WRITTEN REQUEST → Quote every entry word for word.

PROVIDED RECORDS →
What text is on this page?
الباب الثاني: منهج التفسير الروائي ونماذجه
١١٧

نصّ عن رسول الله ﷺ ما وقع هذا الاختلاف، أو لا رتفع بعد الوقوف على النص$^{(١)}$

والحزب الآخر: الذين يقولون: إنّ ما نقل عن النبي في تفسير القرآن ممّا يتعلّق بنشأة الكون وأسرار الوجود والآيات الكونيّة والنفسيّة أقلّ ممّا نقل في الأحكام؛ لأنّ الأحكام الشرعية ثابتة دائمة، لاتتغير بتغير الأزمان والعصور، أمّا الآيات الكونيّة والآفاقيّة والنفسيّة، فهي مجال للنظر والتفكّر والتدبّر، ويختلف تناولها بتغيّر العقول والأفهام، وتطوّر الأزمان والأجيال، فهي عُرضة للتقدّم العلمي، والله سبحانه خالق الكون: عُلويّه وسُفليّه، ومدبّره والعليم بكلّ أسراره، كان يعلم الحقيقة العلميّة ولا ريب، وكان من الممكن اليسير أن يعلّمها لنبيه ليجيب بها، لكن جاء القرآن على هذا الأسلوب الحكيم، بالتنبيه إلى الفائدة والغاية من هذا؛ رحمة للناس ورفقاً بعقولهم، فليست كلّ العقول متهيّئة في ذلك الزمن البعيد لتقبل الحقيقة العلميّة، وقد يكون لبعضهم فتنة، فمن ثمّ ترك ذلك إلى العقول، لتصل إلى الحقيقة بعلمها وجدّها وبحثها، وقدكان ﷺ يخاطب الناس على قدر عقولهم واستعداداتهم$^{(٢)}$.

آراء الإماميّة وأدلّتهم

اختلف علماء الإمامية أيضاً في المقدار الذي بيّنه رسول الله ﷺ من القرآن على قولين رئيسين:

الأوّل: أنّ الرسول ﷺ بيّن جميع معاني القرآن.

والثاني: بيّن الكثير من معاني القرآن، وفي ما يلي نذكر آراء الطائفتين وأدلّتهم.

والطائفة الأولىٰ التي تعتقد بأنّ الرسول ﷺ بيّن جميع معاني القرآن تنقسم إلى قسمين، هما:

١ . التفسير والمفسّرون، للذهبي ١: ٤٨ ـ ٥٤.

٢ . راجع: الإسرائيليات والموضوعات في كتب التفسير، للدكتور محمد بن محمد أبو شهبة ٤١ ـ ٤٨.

TASK OUTPUT →
What text is on this page?
الباب الثاني: منهج التفسير الروائي ونماذجه
١١٧

نصّ عن رسول الله ﷺ ما وقع هذا الاختلاف، أو لا رتفع بعد الوقوف على النص$^{(١)}$

والحزب الآخر: الذين يقولون: إنّ ما نقل عن النبي في تفسير القرآن ممّا يتعلّق بنشأة الكون وأسرار الوجود والآيات الكونيّة والنفسيّة أقلّ ممّا نقل في الأحكام؛ لأنّ الأحكام الشرعية ثابتة دائمة، لاتتغير بتغير الأزمان والعصور، أمّا الآيات الكونيّة والآفاقيّة والنفسيّة، فهي مجال للنظر والتفكّر والتدبّر، ويختلف تناولها بتغيّر العقول والأفهام، وتطوّر الأزمان والأجيال، فهي عُرضة للتقدّم العلمي، والله سبحانه خالق الكون: عُلويّه وسُفليّه، ومدبّره والعليم بكلّ أسراره، كان يعلم الحقيقة العلميّة ولا ريب، وكان من الممكن اليسير أن يعلّمها لنبيه ليجيب بها، لكن جاء القرآن على هذا الأسلوب الحكيم، بالتنبيه إلى الفائدة والغاية من هذا؛ رحمة للناس ورفقاً بعقولهم، فليست كلّ العقول متهيّئة في ذلك الزمن البعيد لتقبل الحقيقة العلميّة، وقد يكون لبعضهم فتنة، فمن ثمّ ترك ذلك إلى العقول، لتصل إلى الحقيقة بعلمها وجدّها وبحثها، وقدكان ﷺ يخاطب الناس على قدر عقولهم واستعداداتهم$^{(٢)}$.

آراء الإماميّة وأدلّتهم

اختلف علماء الإمامية أيضاً في المقدار الذي بيّنه رسول الله ﷺ من القرآن على قولين رئيسين:

الأوّل: أنّ الرسول ﷺ بيّن جميع معاني القرآن.

والثاني: بيّن الكثير من معاني القرآن، وفي ما يلي نذكر آراء الطائفتين وأدلّتهم.

والطائفة الأولىٰ التي تعتقد بأنّ الرسول ﷺ بيّن جميع معاني القرآن تنقسم إلى قسمين، هما:

١ . التفسير والمفسّرون، للذهبي ١: ٤٨ ـ ٥٤.

٢ . راجع: الإسرائيليات والموضوعات في كتب التفسير، للدكتور محمد بن محمد أبو شهبة ٤١ ـ ٤٨.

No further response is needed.